> [INPUT MATERIAL]:
========================
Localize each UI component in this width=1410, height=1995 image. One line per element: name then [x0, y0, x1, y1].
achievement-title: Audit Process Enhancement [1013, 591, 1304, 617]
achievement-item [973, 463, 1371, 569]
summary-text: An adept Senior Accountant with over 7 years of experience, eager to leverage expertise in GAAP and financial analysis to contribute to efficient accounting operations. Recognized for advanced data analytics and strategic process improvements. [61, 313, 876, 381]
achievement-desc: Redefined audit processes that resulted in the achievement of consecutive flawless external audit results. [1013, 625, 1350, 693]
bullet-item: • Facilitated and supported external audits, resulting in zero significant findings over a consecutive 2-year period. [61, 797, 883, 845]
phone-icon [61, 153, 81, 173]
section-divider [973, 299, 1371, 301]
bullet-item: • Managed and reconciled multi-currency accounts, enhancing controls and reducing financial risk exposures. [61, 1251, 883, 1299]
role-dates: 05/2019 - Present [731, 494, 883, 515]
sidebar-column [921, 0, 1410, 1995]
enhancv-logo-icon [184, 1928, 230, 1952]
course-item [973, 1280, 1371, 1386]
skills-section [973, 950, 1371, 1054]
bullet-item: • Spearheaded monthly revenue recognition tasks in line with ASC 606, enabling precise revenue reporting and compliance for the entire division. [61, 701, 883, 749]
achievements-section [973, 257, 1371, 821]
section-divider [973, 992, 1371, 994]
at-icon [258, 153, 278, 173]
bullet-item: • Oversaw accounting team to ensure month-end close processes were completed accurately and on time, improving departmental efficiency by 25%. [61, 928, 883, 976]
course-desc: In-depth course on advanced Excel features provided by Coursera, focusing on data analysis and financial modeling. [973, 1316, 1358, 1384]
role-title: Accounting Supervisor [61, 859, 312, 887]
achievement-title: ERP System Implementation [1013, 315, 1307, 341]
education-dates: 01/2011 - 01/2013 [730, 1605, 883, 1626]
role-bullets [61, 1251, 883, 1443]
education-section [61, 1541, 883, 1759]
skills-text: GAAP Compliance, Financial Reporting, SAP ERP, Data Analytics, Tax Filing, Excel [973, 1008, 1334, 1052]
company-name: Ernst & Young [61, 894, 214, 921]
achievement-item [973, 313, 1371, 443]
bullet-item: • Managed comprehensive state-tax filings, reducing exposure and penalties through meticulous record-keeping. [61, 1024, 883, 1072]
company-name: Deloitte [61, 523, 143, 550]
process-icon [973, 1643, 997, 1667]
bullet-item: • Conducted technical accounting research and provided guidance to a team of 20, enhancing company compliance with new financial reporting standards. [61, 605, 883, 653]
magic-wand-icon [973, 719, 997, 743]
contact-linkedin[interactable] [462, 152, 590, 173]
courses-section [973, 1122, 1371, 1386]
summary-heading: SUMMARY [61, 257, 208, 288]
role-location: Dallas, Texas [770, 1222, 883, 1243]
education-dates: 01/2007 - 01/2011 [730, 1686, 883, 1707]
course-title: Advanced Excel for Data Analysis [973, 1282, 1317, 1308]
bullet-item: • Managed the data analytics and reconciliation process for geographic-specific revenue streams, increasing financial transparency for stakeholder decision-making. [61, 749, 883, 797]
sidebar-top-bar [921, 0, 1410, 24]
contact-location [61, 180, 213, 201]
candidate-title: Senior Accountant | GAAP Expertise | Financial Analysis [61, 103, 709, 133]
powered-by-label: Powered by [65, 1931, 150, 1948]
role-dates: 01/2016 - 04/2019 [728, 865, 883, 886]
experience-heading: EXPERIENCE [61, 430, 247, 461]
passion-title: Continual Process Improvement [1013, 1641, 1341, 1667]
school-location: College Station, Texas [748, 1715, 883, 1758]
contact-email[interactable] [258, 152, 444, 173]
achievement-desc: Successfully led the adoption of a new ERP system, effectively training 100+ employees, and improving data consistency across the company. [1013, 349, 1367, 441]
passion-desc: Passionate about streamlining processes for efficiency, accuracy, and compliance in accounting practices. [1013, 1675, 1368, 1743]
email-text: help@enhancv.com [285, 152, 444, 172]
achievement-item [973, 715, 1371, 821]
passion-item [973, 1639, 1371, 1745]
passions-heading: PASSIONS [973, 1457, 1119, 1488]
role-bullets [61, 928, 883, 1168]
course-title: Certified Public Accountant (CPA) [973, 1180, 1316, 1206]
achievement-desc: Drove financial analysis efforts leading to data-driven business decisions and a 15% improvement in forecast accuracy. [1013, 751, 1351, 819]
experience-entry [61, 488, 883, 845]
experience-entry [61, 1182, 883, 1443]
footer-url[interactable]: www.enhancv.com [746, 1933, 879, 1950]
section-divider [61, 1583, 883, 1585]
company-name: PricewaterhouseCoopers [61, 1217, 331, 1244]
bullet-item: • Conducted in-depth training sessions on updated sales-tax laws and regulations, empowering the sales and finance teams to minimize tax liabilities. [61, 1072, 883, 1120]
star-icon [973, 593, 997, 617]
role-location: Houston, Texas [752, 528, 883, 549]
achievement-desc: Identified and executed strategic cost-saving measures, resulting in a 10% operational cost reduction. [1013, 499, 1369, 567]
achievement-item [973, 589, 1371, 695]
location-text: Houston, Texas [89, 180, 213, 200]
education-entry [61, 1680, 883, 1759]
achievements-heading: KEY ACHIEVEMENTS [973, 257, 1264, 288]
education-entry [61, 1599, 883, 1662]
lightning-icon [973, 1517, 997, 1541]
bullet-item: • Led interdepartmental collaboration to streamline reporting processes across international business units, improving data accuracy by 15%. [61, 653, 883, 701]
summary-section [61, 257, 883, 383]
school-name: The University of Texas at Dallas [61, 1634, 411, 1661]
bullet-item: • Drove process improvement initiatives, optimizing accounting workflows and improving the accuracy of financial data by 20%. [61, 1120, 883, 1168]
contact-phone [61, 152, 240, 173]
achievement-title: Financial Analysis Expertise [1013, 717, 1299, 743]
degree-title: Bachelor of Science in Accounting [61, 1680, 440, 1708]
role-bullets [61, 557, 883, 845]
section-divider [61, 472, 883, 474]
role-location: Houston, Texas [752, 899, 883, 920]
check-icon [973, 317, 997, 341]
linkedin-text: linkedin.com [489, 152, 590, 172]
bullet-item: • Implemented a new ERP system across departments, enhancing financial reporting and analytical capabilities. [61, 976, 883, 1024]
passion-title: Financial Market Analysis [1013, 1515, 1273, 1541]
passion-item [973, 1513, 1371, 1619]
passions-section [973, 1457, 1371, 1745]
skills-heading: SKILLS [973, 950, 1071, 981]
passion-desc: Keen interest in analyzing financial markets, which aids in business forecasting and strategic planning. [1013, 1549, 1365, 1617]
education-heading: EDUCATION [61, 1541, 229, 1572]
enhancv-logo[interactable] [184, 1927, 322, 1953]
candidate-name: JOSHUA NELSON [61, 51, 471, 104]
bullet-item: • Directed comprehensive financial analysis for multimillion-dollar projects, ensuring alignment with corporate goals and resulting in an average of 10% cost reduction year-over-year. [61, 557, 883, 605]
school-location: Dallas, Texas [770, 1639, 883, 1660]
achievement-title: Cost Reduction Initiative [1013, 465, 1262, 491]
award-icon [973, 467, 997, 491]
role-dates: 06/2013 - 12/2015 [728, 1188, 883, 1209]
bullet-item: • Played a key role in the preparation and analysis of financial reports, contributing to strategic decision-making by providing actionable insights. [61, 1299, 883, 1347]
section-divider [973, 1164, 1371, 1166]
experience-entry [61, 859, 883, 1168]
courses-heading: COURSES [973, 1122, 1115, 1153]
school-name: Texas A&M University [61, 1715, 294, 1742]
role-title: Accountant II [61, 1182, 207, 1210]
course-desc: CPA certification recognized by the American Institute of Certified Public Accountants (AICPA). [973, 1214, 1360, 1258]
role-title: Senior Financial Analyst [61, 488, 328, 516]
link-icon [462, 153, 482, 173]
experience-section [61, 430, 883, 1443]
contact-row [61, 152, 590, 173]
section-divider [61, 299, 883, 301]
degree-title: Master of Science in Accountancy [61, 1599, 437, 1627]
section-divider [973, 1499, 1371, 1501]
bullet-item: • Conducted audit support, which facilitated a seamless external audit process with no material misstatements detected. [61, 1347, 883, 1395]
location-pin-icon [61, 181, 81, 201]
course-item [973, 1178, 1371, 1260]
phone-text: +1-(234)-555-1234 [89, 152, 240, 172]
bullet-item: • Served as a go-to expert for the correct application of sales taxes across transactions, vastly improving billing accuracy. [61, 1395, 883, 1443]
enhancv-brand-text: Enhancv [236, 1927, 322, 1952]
========================
> [REQUIREMENT]: Update the listing from its opening line through the line containing "achievement-desc: Redefined audit", both included, so that "flawless" becomes "spotless" and all else stays unchanged. Give only those lines.

> [THE OUTPUT]:
Localize each UI component in this width=1410, height=1995 image. One line per element: name then [x0, y0, x1, y1].
achievement-title: Audit Process Enhancement [1013, 591, 1304, 617]
achievement-item [973, 463, 1371, 569]
summary-text: An adept Senior Accountant with over 7 years of experience, eager to leverage expertise in GAAP and financial analysis to contribute to efficient accounting operations. Recognized for advanced data analytics and strategic process improvements. [61, 313, 876, 381]
achievement-desc: Redefined audit processes that resulted in the achievement of consecutive spotless external audit results. [1013, 625, 1350, 693]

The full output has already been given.